Records from a data collection:
##########

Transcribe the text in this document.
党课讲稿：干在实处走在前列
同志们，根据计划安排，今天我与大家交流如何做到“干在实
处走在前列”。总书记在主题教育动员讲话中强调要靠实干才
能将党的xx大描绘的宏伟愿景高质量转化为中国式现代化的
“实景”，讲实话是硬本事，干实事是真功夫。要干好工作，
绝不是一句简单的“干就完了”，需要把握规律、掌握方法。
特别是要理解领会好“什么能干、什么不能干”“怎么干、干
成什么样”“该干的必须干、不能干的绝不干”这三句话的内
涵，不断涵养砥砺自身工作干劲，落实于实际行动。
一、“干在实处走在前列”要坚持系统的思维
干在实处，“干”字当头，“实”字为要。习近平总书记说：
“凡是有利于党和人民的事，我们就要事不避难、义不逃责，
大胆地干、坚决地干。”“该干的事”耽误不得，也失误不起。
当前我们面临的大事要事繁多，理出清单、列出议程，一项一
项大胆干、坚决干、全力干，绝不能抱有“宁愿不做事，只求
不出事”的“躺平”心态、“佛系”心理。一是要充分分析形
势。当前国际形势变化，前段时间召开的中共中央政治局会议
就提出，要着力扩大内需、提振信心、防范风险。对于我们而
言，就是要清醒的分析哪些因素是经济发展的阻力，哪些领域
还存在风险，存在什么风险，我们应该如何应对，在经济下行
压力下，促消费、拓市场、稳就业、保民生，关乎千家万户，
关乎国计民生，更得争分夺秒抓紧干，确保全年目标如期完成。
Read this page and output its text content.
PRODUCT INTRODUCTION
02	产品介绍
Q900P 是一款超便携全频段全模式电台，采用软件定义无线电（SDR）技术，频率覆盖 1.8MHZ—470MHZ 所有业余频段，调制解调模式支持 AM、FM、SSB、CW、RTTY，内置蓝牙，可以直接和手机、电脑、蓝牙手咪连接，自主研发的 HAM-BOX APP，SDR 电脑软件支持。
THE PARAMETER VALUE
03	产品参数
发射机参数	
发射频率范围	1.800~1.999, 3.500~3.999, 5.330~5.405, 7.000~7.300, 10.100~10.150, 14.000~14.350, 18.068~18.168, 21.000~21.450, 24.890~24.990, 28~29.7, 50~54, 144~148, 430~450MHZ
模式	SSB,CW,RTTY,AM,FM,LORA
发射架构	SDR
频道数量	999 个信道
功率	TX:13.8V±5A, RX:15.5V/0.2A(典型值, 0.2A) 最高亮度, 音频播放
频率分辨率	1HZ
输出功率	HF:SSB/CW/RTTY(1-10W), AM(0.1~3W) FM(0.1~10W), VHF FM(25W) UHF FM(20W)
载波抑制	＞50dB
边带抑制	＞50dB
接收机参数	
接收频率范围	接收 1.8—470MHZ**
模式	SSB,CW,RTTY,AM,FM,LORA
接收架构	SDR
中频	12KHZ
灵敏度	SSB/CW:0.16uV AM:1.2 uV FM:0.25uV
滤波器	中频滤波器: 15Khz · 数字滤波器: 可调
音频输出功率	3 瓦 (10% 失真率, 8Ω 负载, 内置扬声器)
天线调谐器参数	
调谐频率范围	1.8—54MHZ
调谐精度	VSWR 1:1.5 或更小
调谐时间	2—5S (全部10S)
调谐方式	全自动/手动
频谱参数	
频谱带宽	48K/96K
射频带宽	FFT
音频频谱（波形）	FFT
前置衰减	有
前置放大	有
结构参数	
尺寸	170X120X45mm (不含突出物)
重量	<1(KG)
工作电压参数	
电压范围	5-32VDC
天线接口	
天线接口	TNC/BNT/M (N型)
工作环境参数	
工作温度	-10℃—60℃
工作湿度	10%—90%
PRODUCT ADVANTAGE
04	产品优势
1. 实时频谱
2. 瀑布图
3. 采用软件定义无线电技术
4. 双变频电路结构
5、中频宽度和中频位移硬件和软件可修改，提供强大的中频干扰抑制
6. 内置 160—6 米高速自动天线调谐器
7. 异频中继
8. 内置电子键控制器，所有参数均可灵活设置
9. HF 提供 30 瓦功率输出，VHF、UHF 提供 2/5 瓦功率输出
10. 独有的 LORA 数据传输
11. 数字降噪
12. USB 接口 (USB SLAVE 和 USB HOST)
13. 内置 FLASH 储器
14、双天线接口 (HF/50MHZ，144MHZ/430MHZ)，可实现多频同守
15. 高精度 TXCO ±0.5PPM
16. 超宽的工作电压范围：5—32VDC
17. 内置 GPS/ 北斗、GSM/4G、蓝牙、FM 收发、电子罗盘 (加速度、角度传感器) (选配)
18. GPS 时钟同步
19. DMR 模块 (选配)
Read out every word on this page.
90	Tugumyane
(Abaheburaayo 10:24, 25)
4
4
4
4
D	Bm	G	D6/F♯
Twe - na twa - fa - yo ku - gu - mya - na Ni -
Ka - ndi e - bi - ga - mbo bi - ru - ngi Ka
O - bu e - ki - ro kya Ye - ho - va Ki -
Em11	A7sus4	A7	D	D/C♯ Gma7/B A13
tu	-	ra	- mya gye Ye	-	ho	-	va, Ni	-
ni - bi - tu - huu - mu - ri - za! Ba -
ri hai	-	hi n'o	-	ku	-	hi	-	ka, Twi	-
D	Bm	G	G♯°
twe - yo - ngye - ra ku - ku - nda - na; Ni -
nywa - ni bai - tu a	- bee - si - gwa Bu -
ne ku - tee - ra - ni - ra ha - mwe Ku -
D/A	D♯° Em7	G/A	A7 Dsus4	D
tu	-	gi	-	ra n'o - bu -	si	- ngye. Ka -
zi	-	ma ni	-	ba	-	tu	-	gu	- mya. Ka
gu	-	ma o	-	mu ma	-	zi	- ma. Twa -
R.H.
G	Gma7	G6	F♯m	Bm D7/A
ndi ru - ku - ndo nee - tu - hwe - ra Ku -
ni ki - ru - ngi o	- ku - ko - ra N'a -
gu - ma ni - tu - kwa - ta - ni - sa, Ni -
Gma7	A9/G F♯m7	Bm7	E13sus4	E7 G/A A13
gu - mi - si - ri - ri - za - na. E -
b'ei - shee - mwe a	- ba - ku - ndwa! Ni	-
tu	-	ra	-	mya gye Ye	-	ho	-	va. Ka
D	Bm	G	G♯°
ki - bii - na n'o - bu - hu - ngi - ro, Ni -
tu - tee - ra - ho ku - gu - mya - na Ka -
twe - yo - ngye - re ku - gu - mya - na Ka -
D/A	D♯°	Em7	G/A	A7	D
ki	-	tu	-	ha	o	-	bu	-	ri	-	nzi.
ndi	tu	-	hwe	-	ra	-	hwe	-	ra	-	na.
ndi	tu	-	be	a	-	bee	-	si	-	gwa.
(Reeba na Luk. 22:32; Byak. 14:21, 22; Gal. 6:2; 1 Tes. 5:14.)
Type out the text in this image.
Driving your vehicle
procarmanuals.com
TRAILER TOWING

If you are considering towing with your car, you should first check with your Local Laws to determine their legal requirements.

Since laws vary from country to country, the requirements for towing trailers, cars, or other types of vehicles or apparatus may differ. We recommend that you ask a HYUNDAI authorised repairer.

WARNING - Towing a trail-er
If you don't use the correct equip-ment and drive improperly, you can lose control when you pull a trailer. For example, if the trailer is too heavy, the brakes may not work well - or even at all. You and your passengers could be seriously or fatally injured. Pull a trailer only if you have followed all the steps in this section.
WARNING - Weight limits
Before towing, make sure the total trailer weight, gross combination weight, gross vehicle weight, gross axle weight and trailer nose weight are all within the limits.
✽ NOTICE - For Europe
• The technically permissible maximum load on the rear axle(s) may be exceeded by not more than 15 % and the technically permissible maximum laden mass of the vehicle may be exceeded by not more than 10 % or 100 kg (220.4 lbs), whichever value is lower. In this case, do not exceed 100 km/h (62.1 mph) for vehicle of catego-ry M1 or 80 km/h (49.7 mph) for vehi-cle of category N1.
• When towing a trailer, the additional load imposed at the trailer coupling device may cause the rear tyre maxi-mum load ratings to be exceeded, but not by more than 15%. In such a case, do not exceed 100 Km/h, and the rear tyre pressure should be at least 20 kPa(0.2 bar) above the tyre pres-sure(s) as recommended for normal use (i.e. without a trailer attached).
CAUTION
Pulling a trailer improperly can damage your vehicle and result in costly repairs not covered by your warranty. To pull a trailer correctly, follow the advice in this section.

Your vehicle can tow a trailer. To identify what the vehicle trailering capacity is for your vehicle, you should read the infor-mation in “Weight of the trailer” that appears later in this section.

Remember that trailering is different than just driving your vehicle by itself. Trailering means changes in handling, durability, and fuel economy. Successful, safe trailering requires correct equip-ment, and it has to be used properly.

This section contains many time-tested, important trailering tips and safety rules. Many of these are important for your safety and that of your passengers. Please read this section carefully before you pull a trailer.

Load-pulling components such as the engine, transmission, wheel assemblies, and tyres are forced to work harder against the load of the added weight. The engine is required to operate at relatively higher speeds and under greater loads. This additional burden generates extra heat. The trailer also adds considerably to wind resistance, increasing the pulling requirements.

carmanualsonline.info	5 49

##########

**SET EXERCISE**
From the listing above, copy all lines holding the word "WARNING".

**EXERCISE RESPONSE**
WARNING - Towing a trail-er
WARNING - Weight limits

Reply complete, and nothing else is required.